Exercise prompt » Below are some entries. Output each one exactly as it appears.
··· Recorded information ···
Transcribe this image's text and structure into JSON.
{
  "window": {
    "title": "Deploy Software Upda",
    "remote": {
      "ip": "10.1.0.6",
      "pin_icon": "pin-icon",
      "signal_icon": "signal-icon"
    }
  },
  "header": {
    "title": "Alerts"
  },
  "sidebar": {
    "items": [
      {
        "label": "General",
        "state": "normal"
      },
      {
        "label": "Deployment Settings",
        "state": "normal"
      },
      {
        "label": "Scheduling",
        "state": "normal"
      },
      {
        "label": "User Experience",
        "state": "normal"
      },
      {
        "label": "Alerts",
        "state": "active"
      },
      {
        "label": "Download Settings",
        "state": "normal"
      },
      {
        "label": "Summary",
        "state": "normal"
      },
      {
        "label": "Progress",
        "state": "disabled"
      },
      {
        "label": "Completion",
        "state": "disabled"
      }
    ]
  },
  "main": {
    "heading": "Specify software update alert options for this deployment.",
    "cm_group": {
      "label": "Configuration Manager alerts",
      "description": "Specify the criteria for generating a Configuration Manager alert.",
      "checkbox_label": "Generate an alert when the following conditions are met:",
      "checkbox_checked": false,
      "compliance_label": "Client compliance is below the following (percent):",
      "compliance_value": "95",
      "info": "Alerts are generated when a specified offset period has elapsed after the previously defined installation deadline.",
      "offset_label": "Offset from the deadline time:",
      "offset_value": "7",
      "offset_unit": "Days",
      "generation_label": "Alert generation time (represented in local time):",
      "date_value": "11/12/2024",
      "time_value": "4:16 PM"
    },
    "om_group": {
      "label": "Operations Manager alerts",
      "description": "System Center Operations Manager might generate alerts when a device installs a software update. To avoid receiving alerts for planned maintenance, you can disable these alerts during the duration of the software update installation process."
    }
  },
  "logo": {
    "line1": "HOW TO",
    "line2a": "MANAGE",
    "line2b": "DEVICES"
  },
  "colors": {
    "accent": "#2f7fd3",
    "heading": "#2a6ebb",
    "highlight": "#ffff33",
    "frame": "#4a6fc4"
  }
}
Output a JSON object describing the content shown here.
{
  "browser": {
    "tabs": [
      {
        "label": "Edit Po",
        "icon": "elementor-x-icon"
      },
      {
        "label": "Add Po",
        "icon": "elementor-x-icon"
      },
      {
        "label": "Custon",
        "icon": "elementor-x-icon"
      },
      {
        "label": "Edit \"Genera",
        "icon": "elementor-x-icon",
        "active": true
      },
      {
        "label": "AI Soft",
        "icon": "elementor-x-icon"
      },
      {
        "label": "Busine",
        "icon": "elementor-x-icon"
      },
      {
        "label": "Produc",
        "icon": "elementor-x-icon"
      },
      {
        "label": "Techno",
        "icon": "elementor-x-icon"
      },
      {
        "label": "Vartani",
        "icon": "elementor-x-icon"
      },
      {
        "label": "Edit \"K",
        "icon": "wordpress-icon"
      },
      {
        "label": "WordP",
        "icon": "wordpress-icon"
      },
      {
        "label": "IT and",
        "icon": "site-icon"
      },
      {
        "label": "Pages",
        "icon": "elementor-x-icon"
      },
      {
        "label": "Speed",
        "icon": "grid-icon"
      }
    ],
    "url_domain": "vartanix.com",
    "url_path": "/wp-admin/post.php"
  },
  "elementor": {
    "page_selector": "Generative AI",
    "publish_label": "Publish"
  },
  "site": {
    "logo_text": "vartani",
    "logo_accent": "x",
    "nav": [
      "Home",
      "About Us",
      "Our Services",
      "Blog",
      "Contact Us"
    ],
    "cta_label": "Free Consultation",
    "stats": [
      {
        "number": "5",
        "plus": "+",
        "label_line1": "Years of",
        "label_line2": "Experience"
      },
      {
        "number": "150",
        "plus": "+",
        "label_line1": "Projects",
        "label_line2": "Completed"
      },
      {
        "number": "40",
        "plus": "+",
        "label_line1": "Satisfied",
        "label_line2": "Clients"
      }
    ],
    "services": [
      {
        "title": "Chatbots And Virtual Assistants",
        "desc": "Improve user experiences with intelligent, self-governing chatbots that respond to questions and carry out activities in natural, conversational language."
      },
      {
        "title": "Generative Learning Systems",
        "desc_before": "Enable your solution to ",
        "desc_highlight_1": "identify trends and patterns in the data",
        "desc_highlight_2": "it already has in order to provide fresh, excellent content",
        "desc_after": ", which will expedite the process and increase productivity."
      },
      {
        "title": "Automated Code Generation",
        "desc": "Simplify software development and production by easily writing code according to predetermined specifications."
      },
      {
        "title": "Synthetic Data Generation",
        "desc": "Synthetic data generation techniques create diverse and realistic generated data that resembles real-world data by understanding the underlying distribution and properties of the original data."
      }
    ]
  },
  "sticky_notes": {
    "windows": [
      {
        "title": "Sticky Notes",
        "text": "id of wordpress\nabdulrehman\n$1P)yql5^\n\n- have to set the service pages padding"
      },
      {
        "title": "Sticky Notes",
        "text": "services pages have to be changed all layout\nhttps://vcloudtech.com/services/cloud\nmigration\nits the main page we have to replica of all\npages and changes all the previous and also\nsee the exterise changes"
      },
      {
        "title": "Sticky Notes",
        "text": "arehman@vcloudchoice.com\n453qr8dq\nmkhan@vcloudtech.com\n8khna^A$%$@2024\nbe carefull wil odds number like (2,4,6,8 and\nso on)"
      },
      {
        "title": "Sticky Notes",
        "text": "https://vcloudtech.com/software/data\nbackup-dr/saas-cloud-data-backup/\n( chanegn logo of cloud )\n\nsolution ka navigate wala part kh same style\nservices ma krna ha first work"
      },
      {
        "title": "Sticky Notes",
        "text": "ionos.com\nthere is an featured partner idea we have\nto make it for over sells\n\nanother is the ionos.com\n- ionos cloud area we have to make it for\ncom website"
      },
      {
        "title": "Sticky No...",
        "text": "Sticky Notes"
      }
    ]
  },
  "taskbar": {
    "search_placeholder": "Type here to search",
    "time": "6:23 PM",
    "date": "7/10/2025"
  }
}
···
Problem solution »
Transcribe this image's text and structure into JSON.
{
  "window": {
    "title": "Deploy Software Upda",
    "remote": {
      "ip": "10.1.0.6",
      "pin_icon": "pin-icon",
      "signal_icon": "signal-icon"
    }
  },
  "header": {
    "title": "Alerts"
  },
  "sidebar": {
    "items": [
      {
        "label": "General",
        "state": "normal"
      },
      {
        "label": "Deployment Settings",
        "state": "normal"
      },
      {
        "label": "Scheduling",
        "state": "normal"
      },
      {
        "label": "User Experience",
        "state": "normal"
      },
      {
        "label": "Alerts",
        "state": "active"
      },
      {
        "label": "Download Settings",
        "state": "normal"
      },
      {
        "label": "Summary",
        "state": "normal"
      },
      {
        "label": "Progress",
        "state": "disabled"
      },
      {
        "label": "Completion",
        "state": "disabled"
      }
    ]
  },
  "main": {
    "heading": "Specify software update alert options for this deployment.",
    "cm_group": {
      "label": "Configuration Manager alerts",
      "description": "Specify the criteria for generating a Configuration Manager alert.",
      "checkbox_label": "Generate an alert when the following conditions are met:",
      "checkbox_checked": false,
      "compliance_label": "Client compliance is below the following (percent):",
      "compliance_value": "95",
      "info": "Alerts are generated when a specified offset period has elapsed after the previously defined installation deadline.",
      "offset_label": "Offset from the deadline time:",
      "offset_value": "7",
      "offset_unit": "Days",
      "generation_label": "Alert generation time (represented in local time):",
      "date_value": "11/12/2024",
      "time_value": "4:16 PM"
    },
    "om_group": {
      "label": "Operations Manager alerts",
      "description": "System Center Operations Manager might generate alerts when a device installs a software update. To avoid receiving alerts for planned maintenance, you can disable these alerts during the duration of the software update installation process."
    }
  },
  "logo": {
    "line1": "HOW TO",
    "line2a": "MANAGE",
    "line2b": "DEVICES"
  },
  "colors": {
    "accent": "#2f7fd3",
    "heading": "#2a6ebb",
    "highlight": "#ffff33",
    "frame": "#4a6fc4"
  }
}
Output a JSON object describing the content shown here.
{
  "browser": {
    "tabs": [
      {
        "label": "Edit Po",
        "icon": "elementor-x-icon"
      },
      {
        "label": "Add Po",
        "icon": "elementor-x-icon"
      },
      {
        "label": "Custon",
        "icon": "elementor-x-icon"
      },
      {
        "label": "Edit \"Genera",
        "icon": "elementor-x-icon",
        "active": true
      },
      {
        "label": "AI Soft",
        "icon": "elementor-x-icon"
      },
      {
        "label": "Busine",
        "icon": "elementor-x-icon"
      },
      {
        "label": "Produc",
        "icon": "elementor-x-icon"
      },
      {
        "label": "Techno",
        "icon": "elementor-x-icon"
      },
      {
        "label": "Vartani",
        "icon": "elementor-x-icon"
      },
      {
        "label": "Edit \"K",
        "icon": "wordpress-icon"
      },
      {
        "label": "WordP",
        "icon": "wordpress-icon"
      },
      {
        "label": "IT and",
        "icon": "site-icon"
      },
      {
        "label": "Pages",
        "icon": "elementor-x-icon"
      },
      {
        "label": "Speed",
        "icon": "grid-icon"
      }
    ],
    "url_domain": "vartanix.com",
    "url_path": "/wp-admin/post.php"
  },
  "elementor": {
    "page_selector": "Generative AI",
    "publish_label": "Publish"
  },
  "site": {
    "logo_text": "vartani",
    "logo_accent": "x",
    "nav": [
      "Home",
      "About Us",
      "Our Services",
      "Blog",
      "Contact Us"
    ],
    "cta_label": "Free Consultation",
    "stats": [
      {
        "number": "5",
        "plus": "+",
        "label_line1": "Years of",
        "label_line2": "Experience"
      },
      {
        "number": "150",
        "plus": "+",
        "label_line1": "Projects",
        "label_line2": "Completed"
      },
      {
        "number": "40",
        "plus": "+",
        "label_line1": "Satisfied",
        "label_line2": "Clients"
      }
    ],
    "services": [
      {
        "title": "Chatbots And Virtual Assistants",
        "desc": "Improve user experiences with intelligent, self-governing chatbots that respond to questions and carry out activities in natural, conversational language."
      },
      {
        "title": "Generative Learning Systems",
        "desc_before": "Enable your solution to ",
        "desc_highlight_1": "identify trends and patterns in the data",
        "desc_highlight_2": "it already has in order to provide fresh, excellent content",
        "desc_after": ", which will expedite the process and increase productivity."
      },
      {
        "title": "Automated Code Generation",
        "desc": "Simplify software development and production by easily writing code according to predetermined specifications."
      },
      {
        "title": "Synthetic Data Generation",
        "desc": "Synthetic data generation techniques create diverse and realistic generated data that resembles real-world data by understanding the underlying distribution and properties of the original data."
      }
    ]
  },
  "sticky_notes": {
    "windows": [
      {
        "title": "Sticky Notes",
        "text": "id of wordpress\nabdulrehman\n$1P)yql5^\n\n- have to set the service pages padding"
      },
      {
        "title": "Sticky Notes",
        "text": "services pages have to be changed all layout\nhttps://vcloudtech.com/services/cloud\nmigration\nits the main page we have to replica of all\npages and changes all the previous and also\nsee the exterise changes"
      },
      {
        "title": "Sticky Notes",
        "text": "arehman@vcloudchoice.com\n453qr8dq\nmkhan@vcloudtech.com\n8khna^A$%$@2024\nbe carefull wil odds number like (2,4,6,8 and\nso on)"
      },
      {
        "title": "Sticky Notes",
        "text": "https://vcloudtech.com/software/data\nbackup-dr/saas-cloud-data-backup/\n( chanegn logo of cloud )\n\nsolution ka navigate wala part kh same style\nservices ma krna ha first work"
      },
      {
        "title": "Sticky Notes",
        "text": "ionos.com\nthere is an featured partner idea we have\nto make it for over sells\n\nanother is the ionos.com\n- ionos cloud area we have to make it for\ncom website"
      },
      {
        "title": "Sticky No...",
        "text": "Sticky Notes"
      }
    ]
  },
  "taskbar": {
    "search_placeholder": "Type here to search",
    "time": "6:23 PM",
    "date": "7/10/2025"
  }
}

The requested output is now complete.